Dataset listings of figures

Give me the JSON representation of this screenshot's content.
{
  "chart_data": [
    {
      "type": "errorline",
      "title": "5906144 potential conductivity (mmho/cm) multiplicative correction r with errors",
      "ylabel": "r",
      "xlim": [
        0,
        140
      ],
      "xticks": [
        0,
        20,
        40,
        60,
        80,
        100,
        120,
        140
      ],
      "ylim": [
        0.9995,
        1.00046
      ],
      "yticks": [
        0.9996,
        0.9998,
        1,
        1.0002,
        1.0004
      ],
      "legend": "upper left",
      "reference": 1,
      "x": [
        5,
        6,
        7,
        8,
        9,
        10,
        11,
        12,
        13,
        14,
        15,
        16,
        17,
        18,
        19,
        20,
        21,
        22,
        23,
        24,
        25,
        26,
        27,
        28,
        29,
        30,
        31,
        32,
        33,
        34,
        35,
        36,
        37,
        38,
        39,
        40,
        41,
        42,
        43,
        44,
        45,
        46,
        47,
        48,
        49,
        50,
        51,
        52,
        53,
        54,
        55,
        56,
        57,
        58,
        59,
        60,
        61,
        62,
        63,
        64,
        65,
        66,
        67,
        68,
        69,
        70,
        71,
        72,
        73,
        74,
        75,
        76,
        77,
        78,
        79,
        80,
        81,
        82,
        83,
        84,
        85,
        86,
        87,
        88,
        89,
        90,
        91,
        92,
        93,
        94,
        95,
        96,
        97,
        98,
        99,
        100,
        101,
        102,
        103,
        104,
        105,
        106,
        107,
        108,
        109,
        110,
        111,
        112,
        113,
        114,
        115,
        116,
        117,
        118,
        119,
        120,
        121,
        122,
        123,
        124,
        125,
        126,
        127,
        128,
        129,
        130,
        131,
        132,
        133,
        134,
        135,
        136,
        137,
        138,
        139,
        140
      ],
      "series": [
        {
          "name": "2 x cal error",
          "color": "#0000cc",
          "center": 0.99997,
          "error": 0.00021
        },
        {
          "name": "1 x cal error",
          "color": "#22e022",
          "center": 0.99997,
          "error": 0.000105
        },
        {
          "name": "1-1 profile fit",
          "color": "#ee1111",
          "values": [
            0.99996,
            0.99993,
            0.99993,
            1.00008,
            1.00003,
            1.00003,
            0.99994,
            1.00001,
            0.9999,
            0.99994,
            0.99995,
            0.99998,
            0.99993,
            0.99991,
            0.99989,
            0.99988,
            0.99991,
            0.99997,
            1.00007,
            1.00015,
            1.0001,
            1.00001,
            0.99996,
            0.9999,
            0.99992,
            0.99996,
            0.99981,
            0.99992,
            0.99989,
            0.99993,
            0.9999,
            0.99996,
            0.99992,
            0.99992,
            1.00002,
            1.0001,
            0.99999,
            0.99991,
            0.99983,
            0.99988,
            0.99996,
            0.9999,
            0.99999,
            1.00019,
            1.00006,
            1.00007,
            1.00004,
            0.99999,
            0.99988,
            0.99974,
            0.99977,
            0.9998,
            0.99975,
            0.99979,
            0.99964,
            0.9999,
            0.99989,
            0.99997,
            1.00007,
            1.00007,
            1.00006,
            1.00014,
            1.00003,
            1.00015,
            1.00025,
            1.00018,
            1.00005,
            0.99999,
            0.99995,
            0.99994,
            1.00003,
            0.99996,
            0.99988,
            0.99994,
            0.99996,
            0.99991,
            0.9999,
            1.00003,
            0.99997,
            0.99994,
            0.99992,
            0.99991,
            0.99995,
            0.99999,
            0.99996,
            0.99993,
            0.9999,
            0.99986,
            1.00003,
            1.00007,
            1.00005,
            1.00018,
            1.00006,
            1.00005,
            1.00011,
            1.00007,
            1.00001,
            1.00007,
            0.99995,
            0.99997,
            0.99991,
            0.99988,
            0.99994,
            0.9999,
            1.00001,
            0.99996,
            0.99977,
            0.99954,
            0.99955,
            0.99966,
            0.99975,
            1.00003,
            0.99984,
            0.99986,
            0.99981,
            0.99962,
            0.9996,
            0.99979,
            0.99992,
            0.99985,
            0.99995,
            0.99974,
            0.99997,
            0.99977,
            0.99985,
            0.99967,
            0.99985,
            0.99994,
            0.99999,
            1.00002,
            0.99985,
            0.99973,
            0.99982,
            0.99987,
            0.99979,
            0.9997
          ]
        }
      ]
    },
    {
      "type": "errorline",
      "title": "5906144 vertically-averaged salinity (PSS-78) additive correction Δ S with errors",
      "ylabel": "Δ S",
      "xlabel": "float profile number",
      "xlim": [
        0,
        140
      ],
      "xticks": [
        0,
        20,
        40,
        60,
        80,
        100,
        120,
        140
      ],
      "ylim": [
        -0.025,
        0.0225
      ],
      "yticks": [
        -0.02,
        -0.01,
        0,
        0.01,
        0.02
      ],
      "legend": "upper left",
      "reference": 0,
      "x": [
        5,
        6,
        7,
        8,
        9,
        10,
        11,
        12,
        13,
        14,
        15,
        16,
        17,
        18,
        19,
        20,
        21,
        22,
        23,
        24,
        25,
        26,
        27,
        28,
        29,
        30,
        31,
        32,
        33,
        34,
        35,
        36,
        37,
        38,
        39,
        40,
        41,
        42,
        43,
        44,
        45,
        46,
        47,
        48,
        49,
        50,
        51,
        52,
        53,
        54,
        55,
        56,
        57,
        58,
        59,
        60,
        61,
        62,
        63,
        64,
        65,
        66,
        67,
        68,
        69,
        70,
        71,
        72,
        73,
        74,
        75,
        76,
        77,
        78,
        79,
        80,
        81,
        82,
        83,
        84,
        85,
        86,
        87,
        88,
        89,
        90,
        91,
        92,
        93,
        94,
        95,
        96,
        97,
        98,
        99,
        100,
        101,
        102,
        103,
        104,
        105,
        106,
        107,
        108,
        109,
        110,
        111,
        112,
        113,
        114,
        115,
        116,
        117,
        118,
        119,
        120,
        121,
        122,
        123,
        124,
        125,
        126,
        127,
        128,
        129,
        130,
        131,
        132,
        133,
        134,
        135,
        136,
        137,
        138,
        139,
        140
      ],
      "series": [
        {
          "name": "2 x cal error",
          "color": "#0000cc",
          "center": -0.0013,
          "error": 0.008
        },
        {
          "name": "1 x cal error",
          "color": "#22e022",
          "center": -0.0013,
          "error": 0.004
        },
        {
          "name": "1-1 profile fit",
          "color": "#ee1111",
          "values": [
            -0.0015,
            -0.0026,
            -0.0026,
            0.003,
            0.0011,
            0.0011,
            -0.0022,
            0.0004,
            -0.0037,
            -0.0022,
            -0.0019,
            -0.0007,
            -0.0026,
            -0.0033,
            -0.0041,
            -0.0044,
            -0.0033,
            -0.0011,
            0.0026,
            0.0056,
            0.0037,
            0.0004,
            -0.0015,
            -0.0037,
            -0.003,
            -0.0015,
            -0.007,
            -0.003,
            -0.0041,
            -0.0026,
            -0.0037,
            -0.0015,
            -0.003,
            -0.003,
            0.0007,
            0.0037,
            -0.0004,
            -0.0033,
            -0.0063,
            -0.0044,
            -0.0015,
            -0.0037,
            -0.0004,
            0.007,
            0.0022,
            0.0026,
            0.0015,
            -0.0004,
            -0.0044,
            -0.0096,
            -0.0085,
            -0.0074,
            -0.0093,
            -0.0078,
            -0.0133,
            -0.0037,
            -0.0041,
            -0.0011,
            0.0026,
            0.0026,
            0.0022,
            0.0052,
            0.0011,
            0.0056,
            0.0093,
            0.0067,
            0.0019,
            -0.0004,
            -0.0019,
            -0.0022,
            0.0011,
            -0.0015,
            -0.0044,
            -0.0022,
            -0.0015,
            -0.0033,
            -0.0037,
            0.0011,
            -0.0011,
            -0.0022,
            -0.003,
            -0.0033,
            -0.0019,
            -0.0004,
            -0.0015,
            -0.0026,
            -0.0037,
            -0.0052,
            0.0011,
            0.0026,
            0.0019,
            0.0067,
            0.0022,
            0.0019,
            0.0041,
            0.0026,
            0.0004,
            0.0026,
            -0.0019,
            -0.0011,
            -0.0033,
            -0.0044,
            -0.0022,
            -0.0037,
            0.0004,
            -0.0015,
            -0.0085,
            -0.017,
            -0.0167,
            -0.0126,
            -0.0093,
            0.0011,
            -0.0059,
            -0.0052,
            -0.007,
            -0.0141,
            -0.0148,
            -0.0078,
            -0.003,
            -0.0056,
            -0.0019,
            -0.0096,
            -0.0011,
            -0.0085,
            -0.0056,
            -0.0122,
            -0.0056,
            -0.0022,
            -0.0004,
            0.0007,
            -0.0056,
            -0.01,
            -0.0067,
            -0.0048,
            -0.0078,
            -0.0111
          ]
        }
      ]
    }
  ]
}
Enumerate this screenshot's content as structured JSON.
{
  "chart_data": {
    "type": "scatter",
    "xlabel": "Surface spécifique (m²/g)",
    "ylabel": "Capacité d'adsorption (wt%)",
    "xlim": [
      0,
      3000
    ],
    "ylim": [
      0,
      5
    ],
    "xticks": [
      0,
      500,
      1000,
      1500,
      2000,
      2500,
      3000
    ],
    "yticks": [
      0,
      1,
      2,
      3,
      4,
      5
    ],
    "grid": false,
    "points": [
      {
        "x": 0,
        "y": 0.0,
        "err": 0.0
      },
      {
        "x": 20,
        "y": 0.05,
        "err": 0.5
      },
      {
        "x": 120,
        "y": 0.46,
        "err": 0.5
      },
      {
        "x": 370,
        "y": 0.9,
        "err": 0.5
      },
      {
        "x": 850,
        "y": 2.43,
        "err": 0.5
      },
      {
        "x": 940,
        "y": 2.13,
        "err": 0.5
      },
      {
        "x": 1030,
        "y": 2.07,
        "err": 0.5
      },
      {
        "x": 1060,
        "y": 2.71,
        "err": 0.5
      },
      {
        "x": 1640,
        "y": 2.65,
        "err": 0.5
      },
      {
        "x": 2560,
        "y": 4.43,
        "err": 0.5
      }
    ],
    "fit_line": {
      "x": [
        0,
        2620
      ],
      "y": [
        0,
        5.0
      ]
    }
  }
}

### JOB
Where a line in the entries holds the word "correction", copy that line.

### ANSWER TO THIS TASK
      "title": "5906144 potential conductivity (mmho/cm) multiplicative correction r with errors",
      "title": "5906144 vertically-averaged salinity (PSS-78) additive correction Δ S with errors",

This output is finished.